◆ Request
Return all lines from the listing below in which the string "压强增大" occurs.

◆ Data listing
....

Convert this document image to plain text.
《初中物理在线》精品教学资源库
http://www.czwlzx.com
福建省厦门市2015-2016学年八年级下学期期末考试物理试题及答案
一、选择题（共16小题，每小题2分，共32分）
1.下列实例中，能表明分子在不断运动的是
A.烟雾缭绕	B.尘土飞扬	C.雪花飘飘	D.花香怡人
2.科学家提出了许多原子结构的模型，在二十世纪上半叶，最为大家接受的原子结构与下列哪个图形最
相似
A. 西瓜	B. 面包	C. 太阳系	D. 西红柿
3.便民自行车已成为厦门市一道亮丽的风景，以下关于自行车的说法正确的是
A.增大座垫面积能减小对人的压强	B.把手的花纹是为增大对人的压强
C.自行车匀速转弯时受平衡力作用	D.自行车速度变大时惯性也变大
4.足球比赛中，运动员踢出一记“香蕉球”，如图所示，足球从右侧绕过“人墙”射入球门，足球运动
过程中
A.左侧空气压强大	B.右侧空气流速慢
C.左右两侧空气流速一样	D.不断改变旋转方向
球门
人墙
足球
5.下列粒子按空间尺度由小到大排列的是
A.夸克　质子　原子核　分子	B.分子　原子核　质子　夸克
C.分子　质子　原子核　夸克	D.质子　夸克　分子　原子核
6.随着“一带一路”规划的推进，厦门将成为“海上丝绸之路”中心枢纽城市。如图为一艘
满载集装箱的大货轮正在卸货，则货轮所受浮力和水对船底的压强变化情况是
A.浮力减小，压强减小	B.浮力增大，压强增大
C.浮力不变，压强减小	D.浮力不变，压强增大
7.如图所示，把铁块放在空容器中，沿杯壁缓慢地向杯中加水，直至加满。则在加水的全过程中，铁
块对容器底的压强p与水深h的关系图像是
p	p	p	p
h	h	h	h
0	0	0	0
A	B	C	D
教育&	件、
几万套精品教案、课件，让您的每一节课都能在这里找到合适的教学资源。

....

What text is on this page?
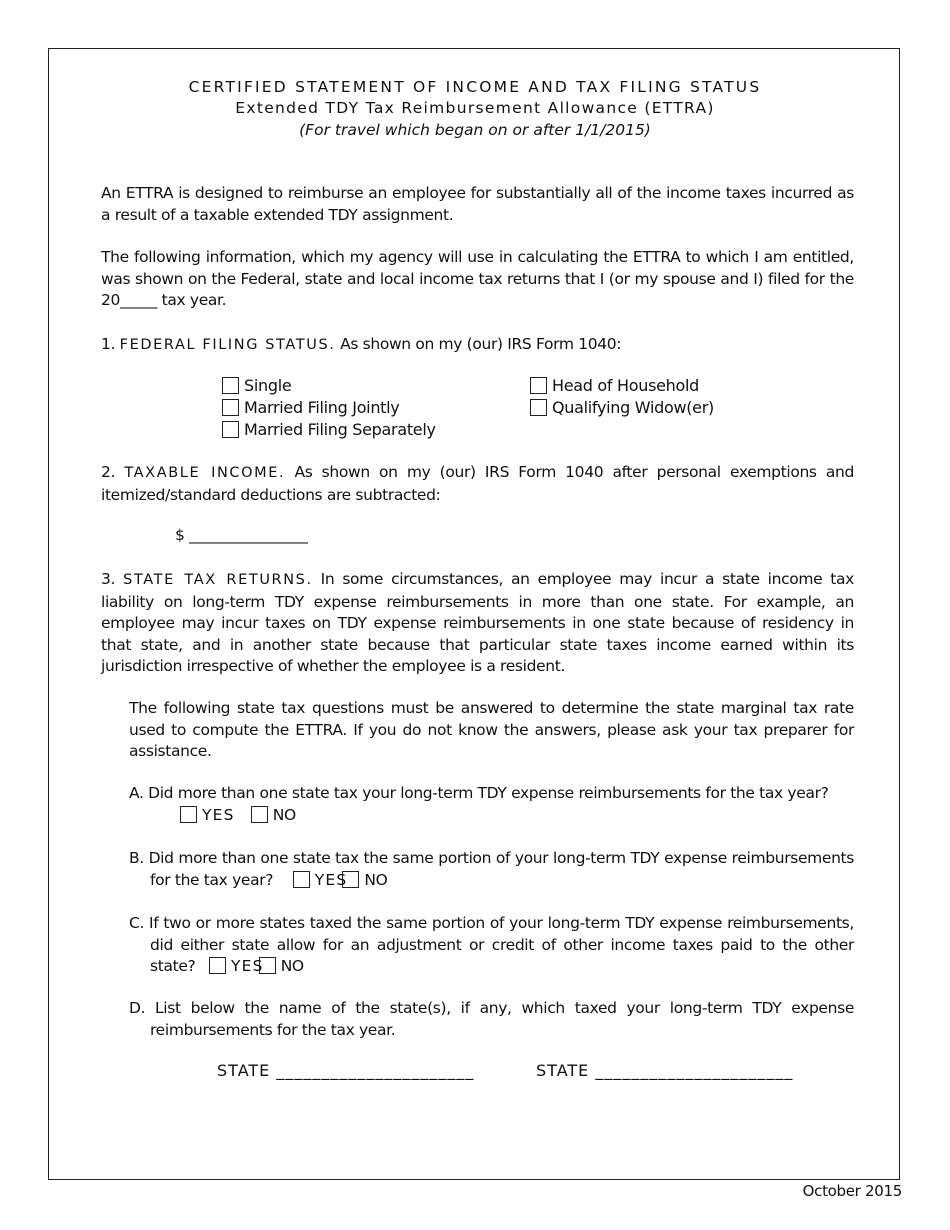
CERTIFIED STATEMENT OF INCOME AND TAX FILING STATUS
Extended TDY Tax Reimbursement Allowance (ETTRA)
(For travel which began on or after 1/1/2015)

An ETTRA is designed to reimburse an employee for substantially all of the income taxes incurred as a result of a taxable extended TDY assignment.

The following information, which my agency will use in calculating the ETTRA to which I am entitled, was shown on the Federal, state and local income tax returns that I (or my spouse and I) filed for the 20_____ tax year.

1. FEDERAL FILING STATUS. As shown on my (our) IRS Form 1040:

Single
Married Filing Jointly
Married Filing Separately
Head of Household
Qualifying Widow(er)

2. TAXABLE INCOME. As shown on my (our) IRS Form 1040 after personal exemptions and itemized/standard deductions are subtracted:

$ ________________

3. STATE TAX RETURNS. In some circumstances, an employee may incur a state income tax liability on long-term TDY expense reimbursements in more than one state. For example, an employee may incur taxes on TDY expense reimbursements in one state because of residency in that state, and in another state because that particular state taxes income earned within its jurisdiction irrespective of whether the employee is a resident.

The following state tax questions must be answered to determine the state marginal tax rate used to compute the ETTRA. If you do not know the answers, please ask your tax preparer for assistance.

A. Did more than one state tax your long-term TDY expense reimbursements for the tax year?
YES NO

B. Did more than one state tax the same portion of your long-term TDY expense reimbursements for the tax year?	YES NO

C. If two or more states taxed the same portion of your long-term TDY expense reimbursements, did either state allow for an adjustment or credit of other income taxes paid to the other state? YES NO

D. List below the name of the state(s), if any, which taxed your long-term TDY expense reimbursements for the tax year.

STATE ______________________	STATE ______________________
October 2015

....

◆ The answer
A.浮力减小，压强减小	B.浮力增大，压强增大
C.浮力不变，压强减小	D.浮力不变，压强增大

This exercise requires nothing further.